RECORDS FOR THIS EXERCISE |
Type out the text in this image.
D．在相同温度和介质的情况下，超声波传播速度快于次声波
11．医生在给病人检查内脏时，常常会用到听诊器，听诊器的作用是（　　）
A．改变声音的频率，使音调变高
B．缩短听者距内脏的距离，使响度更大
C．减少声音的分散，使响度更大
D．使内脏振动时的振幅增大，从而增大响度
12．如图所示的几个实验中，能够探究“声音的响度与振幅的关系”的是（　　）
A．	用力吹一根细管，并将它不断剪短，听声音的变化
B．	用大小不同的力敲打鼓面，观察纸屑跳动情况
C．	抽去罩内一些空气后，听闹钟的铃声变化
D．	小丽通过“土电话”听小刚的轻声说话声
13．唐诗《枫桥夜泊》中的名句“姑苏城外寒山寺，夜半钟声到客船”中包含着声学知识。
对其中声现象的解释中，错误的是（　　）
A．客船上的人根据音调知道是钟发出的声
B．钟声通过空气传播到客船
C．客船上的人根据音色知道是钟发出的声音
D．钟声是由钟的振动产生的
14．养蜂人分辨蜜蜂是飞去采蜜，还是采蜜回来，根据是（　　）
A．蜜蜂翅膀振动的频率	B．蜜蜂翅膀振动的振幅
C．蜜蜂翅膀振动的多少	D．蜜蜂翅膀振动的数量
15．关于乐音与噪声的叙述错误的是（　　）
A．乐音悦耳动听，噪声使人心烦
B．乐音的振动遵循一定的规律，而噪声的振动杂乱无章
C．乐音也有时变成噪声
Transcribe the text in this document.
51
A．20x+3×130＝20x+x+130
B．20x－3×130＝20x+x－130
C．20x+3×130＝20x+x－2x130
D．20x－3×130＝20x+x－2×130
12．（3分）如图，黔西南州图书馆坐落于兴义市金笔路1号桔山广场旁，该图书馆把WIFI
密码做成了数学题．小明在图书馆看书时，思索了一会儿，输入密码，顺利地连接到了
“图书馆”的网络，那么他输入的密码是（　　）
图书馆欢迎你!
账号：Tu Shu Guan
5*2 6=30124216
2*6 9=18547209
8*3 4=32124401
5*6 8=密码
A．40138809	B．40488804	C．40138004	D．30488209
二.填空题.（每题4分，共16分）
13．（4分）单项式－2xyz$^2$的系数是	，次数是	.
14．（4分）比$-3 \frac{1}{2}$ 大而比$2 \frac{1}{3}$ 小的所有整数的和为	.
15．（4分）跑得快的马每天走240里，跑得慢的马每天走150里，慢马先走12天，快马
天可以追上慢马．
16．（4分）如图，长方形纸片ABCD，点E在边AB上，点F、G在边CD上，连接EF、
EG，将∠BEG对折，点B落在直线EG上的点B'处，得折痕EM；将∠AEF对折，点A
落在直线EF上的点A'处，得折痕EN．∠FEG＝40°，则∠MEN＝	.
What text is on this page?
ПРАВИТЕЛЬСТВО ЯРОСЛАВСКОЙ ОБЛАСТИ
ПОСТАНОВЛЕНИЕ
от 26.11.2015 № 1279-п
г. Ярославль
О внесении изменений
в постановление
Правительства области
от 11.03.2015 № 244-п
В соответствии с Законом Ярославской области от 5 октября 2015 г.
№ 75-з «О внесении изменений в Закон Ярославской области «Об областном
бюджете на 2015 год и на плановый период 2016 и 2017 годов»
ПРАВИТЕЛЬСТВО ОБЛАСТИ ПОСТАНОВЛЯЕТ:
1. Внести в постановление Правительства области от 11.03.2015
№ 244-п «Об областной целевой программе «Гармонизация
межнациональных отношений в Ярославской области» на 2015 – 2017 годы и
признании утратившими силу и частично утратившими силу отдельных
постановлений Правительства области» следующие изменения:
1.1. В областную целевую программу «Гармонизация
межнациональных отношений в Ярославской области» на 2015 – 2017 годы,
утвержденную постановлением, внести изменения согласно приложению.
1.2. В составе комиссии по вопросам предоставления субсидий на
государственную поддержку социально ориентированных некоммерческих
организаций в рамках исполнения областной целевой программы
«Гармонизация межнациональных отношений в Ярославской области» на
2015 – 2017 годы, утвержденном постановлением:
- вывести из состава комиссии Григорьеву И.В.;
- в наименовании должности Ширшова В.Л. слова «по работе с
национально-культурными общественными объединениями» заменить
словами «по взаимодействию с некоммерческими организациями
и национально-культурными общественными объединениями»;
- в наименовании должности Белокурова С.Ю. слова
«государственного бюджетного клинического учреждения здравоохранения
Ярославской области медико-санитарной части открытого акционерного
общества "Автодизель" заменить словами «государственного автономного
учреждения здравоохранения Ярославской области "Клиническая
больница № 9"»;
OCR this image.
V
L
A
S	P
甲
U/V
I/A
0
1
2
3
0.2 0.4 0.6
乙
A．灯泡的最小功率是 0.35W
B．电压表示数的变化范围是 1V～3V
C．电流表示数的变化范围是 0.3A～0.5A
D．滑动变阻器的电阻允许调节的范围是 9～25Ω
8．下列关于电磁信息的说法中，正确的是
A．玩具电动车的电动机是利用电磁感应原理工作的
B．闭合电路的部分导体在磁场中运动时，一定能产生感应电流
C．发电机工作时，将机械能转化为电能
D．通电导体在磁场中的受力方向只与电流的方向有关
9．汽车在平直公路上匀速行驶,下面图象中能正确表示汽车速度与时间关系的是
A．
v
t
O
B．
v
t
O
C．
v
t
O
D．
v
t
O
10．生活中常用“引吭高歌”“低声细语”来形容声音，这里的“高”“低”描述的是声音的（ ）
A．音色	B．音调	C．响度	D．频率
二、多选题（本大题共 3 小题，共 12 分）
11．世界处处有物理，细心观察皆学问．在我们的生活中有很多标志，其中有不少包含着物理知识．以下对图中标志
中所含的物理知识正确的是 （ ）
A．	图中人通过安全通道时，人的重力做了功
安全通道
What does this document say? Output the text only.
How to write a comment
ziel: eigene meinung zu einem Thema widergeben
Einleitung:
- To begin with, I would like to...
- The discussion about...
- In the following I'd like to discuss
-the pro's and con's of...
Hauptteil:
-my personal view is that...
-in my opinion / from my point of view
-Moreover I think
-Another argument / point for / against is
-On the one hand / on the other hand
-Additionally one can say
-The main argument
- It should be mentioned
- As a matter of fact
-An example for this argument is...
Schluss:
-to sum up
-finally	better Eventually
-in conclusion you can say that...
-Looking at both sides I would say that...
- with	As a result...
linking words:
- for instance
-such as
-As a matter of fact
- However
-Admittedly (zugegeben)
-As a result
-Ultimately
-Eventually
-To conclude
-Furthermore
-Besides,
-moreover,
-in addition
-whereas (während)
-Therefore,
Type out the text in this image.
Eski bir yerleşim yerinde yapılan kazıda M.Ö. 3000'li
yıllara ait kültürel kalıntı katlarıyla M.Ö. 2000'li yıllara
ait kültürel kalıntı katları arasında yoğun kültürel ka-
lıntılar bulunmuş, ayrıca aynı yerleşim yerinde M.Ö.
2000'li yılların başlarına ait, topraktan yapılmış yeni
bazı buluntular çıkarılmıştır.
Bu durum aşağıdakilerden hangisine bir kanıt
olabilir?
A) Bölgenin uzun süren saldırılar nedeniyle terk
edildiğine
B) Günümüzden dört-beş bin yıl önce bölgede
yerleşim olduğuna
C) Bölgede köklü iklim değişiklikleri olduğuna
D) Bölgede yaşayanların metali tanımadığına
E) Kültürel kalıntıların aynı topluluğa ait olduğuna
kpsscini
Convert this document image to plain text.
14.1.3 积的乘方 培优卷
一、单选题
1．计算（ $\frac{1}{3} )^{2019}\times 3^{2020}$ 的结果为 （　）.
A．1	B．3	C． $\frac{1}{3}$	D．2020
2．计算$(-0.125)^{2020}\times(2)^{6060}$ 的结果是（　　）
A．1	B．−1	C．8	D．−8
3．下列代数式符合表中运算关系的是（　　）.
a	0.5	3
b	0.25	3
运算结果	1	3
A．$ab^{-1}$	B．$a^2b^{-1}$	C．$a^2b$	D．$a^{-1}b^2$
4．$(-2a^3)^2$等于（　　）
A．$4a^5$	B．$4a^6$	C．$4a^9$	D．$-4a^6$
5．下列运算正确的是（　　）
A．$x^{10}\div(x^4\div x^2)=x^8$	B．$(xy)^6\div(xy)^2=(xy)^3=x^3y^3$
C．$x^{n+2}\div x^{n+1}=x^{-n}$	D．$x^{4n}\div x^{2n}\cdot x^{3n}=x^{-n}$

AIM OF THE TASK | Look through the material and say how many lines hold "Гармонизация". Give the number only.

TASK ANSWER | 3